(Extracted records)
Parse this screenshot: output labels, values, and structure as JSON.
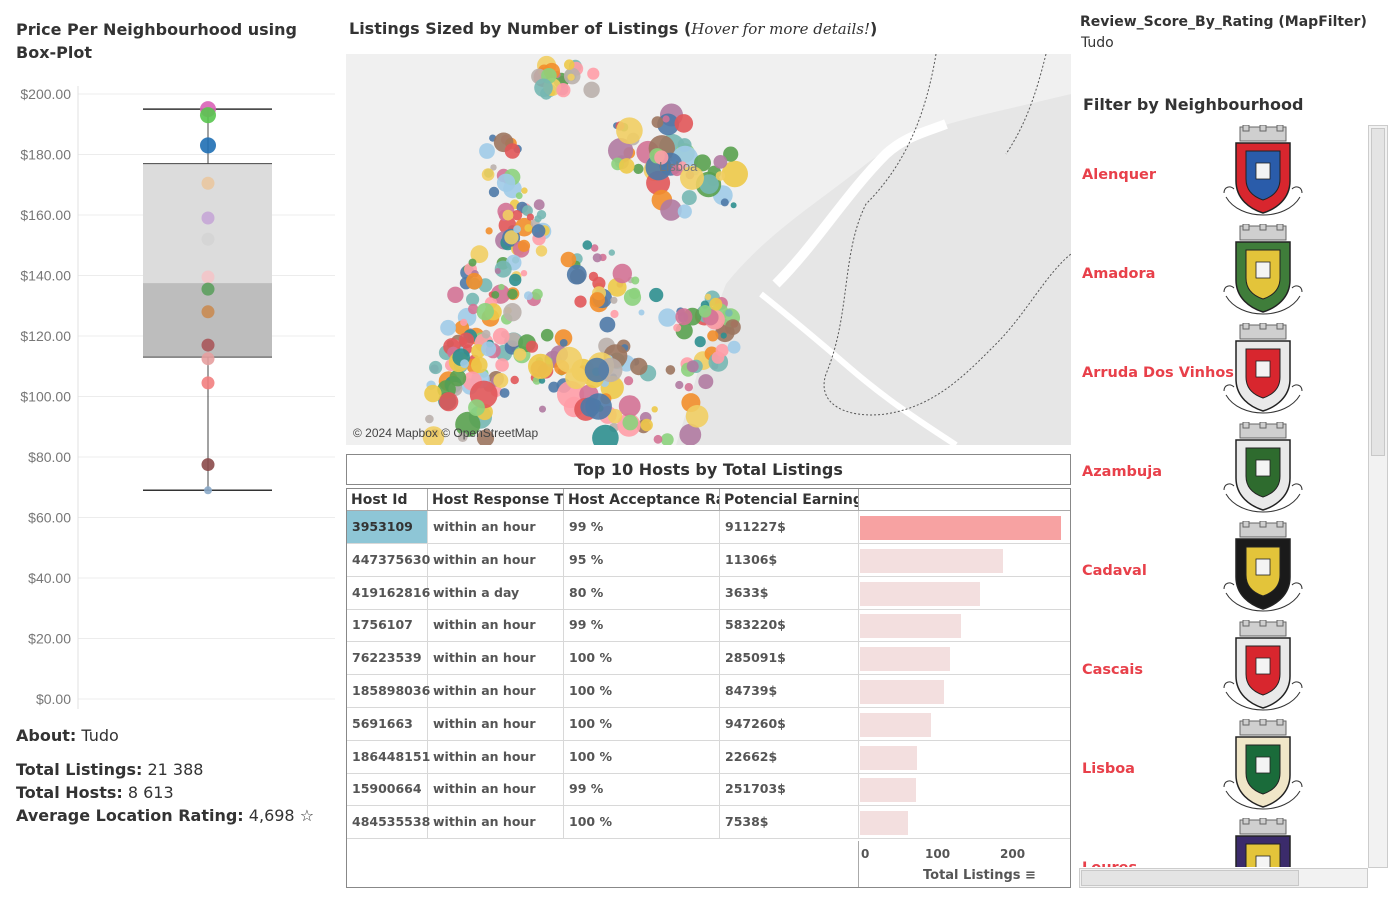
{
  "left": {
    "title": "Price Per Neighbourhood using Box-Plot",
    "about_label": "About:",
    "about_value": "Tudo",
    "stats": [
      {
        "label": "Total Listings:",
        "value": "21 388"
      },
      {
        "label": "Total Hosts:",
        "value": "8 613"
      },
      {
        "label": "Average Location Rating:",
        "value": "4,698 ☆"
      }
    ]
  },
  "chart_data": {
    "type": "box",
    "ylim": [
      0,
      200
    ],
    "y_ticks": [
      "$200.00",
      "$180.00",
      "$160.00",
      "$140.00",
      "$120.00",
      "$100.00",
      "$80.00",
      "$60.00",
      "$40.00",
      "$20.00",
      "$0.00"
    ],
    "y_tick_values": [
      200,
      180,
      160,
      140,
      120,
      100,
      80,
      60,
      40,
      20,
      0
    ],
    "box": {
      "min": 69,
      "q1": 113,
      "median": 137.5,
      "q3": 177,
      "max": 195
    },
    "points": [
      {
        "value": 195,
        "color": "#d962b7"
      },
      {
        "value": 193,
        "color": "#59c54f"
      },
      {
        "value": 183,
        "color": "#1f6fb4"
      },
      {
        "value": 170.5,
        "color": "#e9c7a0"
      },
      {
        "value": 159,
        "color": "#c5a6d6"
      },
      {
        "value": 152,
        "color": "#d4d4d4"
      },
      {
        "value": 139.5,
        "color": "#f3c4c8"
      },
      {
        "value": 135.5,
        "color": "#5c9e5e"
      },
      {
        "value": 128,
        "color": "#c98b52"
      },
      {
        "value": 117,
        "color": "#a8575a"
      },
      {
        "value": 112.5,
        "color": "#e69e9e"
      },
      {
        "value": 104.5,
        "color": "#f28080"
      },
      {
        "value": 77.5,
        "color": "#8b4a4a"
      },
      {
        "value": 69,
        "color": "#8aa8c8"
      }
    ]
  },
  "map": {
    "title": "Listings Sized by Number of Listings (",
    "title_hover": "Hover for more details!",
    "title_close": ")",
    "city_label": "Lisboa",
    "credit": "© 2024 Mapbox © OpenStreetMap"
  },
  "table": {
    "title": "Top 10 Hosts by Total Listings",
    "headers": [
      "Host Id",
      "Host Response Ti..",
      "Host Acceptance Ra..",
      "Potencial Earnings"
    ],
    "rows": [
      {
        "host_id": "3953109",
        "response": "within an hour",
        "acceptance": "99 %",
        "earnings": "911227$",
        "total_listings": 268
      },
      {
        "host_id": "447375630",
        "response": "within an hour",
        "acceptance": "95 %",
        "earnings": "11306$",
        "total_listings": 190
      },
      {
        "host_id": "419162816",
        "response": "within a day",
        "acceptance": "80 %",
        "earnings": "3633$",
        "total_listings": 160
      },
      {
        "host_id": "1756107",
        "response": "within an hour",
        "acceptance": "99 %",
        "earnings": "583220$",
        "total_listings": 134
      },
      {
        "host_id": "76223539",
        "response": "within an hour",
        "acceptance": "100 %",
        "earnings": "285091$",
        "total_listings": 120
      },
      {
        "host_id": "185898036",
        "response": "within an hour",
        "acceptance": "100 %",
        "earnings": "84739$",
        "total_listings": 112
      },
      {
        "host_id": "5691663",
        "response": "within an hour",
        "acceptance": "100 %",
        "earnings": "947260$",
        "total_listings": 94
      },
      {
        "host_id": "186448151",
        "response": "within an hour",
        "acceptance": "100 %",
        "earnings": "22662$",
        "total_listings": 76
      },
      {
        "host_id": "15900664",
        "response": "within an hour",
        "acceptance": "99 %",
        "earnings": "251703$",
        "total_listings": 74
      },
      {
        "host_id": "484535538",
        "response": "within an hour",
        "acceptance": "100 %",
        "earnings": "7538$",
        "total_listings": 64
      }
    ],
    "axis_ticks": [
      "0",
      "100",
      "200"
    ],
    "axis_tick_values": [
      0,
      100,
      200
    ],
    "axis_label": "Total Listings",
    "axis_max": 280
  },
  "filter": {
    "title": "Review_Score_By_Rating (MapFilter)",
    "value": "Tudo",
    "neighbourhood_title": "Filter by Neighbourhood",
    "neighbourhoods": [
      {
        "name": "Alenquer",
        "crest_color": "#d8262e",
        "crest_inner": "#2a5caa",
        "crest_text": "VILA DE ALENQUER"
      },
      {
        "name": "Amadora",
        "crest_color": "#3f7d3a",
        "crest_inner": "#e3c43a",
        "crest_text": "CIDADE DA AMADORA"
      },
      {
        "name": "Arruda Dos Vinhos",
        "crest_color": "#e9e9e9",
        "crest_inner": "#d8262e",
        "crest_text": "ARRUDA DOS VINHOS"
      },
      {
        "name": "Azambuja",
        "crest_color": "#e9e9e9",
        "crest_inner": "#2e6b2e",
        "crest_text": "VILA DE AZAMBUJA"
      },
      {
        "name": "Cadaval",
        "crest_color": "#1a1a1a",
        "crest_inner": "#e3c43a",
        "crest_text": "VILA DO CADAVAL"
      },
      {
        "name": "Cascais",
        "crest_color": "#e9e9e9",
        "crest_inner": "#d8262e",
        "crest_text": "VILA DE CASCAIS"
      },
      {
        "name": "Lisboa",
        "crest_color": "#f0e6c8",
        "crest_inner": "#1a6b3a",
        "crest_text": "CIDADE DE LISBOA"
      },
      {
        "name": "Loures",
        "crest_color": "#3b2b6b",
        "crest_inner": "#e3c43a",
        "crest_text": "LOURES"
      }
    ]
  }
}
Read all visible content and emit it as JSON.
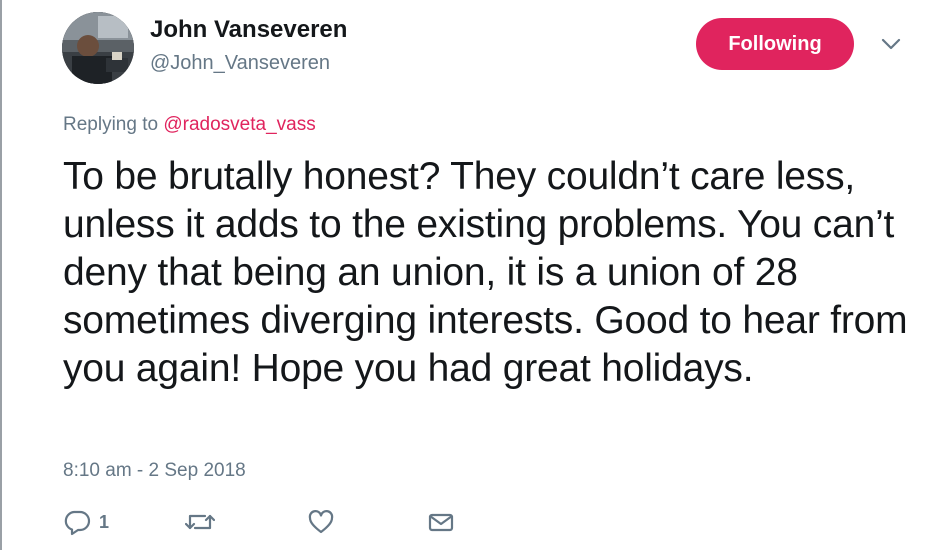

Problem → Return each line exactly as written. Any picture gets left out.

Complete answer →
Parse this screenshot: output labels, values, and structure as JSON.
{
  "left": {
    "title": "Price Per Neighbourhood using Box-Plot",
    "about_label": "About:",
    "about_value": "Tudo",
    "stats": [
      {
        "label": "Total Listings:",
        "value": "21 388"
      },
      {
        "label": "Total Hosts:",
        "value": "8 613"
      },
      {
        "label": "Average Location Rating:",
        "value": "4,698 ☆"
      }
    ]
  },
  "chart_data": {
    "type": "box",
    "ylim": [
      0,
      200
    ],
    "y_ticks": [
      "$200.00",
      "$180.00",
      "$160.00",
      "$140.00",
      "$120.00",
      "$100.00",
      "$80.00",
      "$60.00",
      "$40.00",
      "$20.00",
      "$0.00"
    ],
    "y_tick_values": [
      200,
      180,
      160,
      140,
      120,
      100,
      80,
      60,
      40,
      20,
      0
    ],
    "box": {
      "min": 69,
      "q1": 113,
      "median": 137.5,
      "q3": 177,
      "max": 195
    },
    "points": [
      {
        "value": 195,
        "color": "#d962b7"
      },
      {
        "value": 193,
        "color": "#59c54f"
      },
      {
        "value": 183,
        "color": "#1f6fb4"
      },
      {
        "value": 170.5,
        "color": "#e9c7a0"
      },
      {
        "value": 159,
        "color": "#c5a6d6"
      },
      {
        "value": 152,
        "color": "#d4d4d4"
      },
      {
        "value": 139.5,
        "color": "#f3c4c8"
      },
      {
        "value": 135.5,
        "color": "#5c9e5e"
      },
      {
        "value": 128,
        "color": "#c98b52"
      },
      {
        "value": 117,
        "color": "#a8575a"
      },
      {
        "value": 112.5,
        "color": "#e69e9e"
      },
      {
        "value": 104.5,
        "color": "#f28080"
      },
      {
        "value": 77.5,
        "color": "#8b4a4a"
      },
      {
        "value": 69,
        "color": "#8aa8c8"
      }
    ]
  },
  "map": {
    "title": "Listings Sized by Number of Listings (",
    "title_hover": "Hover for more details!",
    "title_close": ")",
    "city_label": "Lisboa",
    "credit": "© 2024 Mapbox © OpenStreetMap"
  },
  "table": {
    "title": "Top 10 Hosts by Total Listings",
    "headers": [
      "Host Id",
      "Host Response Ti..",
      "Host Acceptance Ra..",
      "Potencial Earnings"
    ],
    "rows": [
      {
        "host_id": "3953109",
        "response": "within an hour",
        "acceptance": "99 %",
        "earnings": "911227$",
        "total_listings": 268
      },
      {
        "host_id": "447375630",
        "response": "within an hour",
        "acceptance": "95 %",
        "earnings": "11306$",
        "total_listings": 190
      },
      {
        "host_id": "419162816",
        "response": "within a day",
        "acceptance": "80 %",
        "earnings": "3633$",
        "total_listings": 160
      },
      {
        "host_id": "1756107",
        "response": "within an hour",
        "acceptance": "99 %",
        "earnings": "583220$",
        "total_listings": 134
      },
      {
        "host_id": "76223539",
        "response": "within an hour",
        "acceptance": "100 %",
        "earnings": "285091$",
        "total_listings": 120
      },
      {
        "host_id": "185898036",
        "response": "within an hour",
        "acceptance": "100 %",
        "earnings": "84739$",
        "total_listings": 112
      },
      {
        "host_id": "5691663",
        "response": "within an hour",
        "acceptance": "100 %",
        "earnings": "947260$",
        "total_listings": 94
      },
      {
        "host_id": "186448151",
        "response": "within an hour",
        "acceptance": "100 %",
        "earnings": "22662$",
        "total_listings": 76
      },
      {
        "host_id": "15900664",
        "response": "within an hour",
        "acceptance": "99 %",
        "earnings": "251703$",
        "total_listings": 74
      },
      {
        "host_id": "484535538",
        "response": "within an hour",
        "acceptance": "100 %",
        "earnings": "7538$",
        "total_listings": 64
      }
    ],
    "axis_ticks": [
      "0",
      "100",
      "200"
    ],
    "axis_tick_values": [
      0,
      100,
      200
    ],
    "axis_label": "Total Listings",
    "axis_max": 280
  },
  "filter": {
    "title": "Review_Score_By_Rating (MapFilter)",
    "value": "Tudo",
    "neighbourhood_title": "Filter by Neighbourhood",
    "neighbourhoods": [
      {
        "name": "Alenquer",
        "crest_color": "#d8262e",
        "crest_inner": "#2a5caa",
        "crest_text": "VILA DE ALENQUER"
      },
      {
        "name": "Amadora",
        "crest_color": "#3f7d3a",
        "crest_inner": "#e3c43a",
        "crest_text": "CIDADE DA AMADORA"
      },
      {
        "name": "Arruda Dos Vinhos",
        "crest_color": "#e9e9e9",
        "crest_inner": "#d8262e",
        "crest_text": "ARRUDA DOS VINHOS"
      },
      {
        "name": "Azambuja",
        "crest_color": "#e9e9e9",
        "crest_inner": "#2e6b2e",
        "crest_text": "VILA DE AZAMBUJA"
      },
      {
        "name": "Cadaval",
        "crest_color": "#1a1a1a",
        "crest_inner": "#e3c43a",
        "crest_text": "VILA DO CADAVAL"
      },
      {
        "name": "Cascais",
        "crest_color": "#e9e9e9",
        "crest_inner": "#d8262e",
        "crest_text": "VILA DE CASCAIS"
      },
      {
        "name": "Lisboa",
        "crest_color": "#f0e6c8",
        "crest_inner": "#1a6b3a",
        "crest_text": "CIDADE DE LISBOA"
      },
      {
        "name": "Loures",
        "crest_color": "#3b2b6b",
        "crest_inner": "#e3c43a",
        "crest_text": "LOURES"
      }
    ]
  }
}
Read all visible content and emit it as JSON.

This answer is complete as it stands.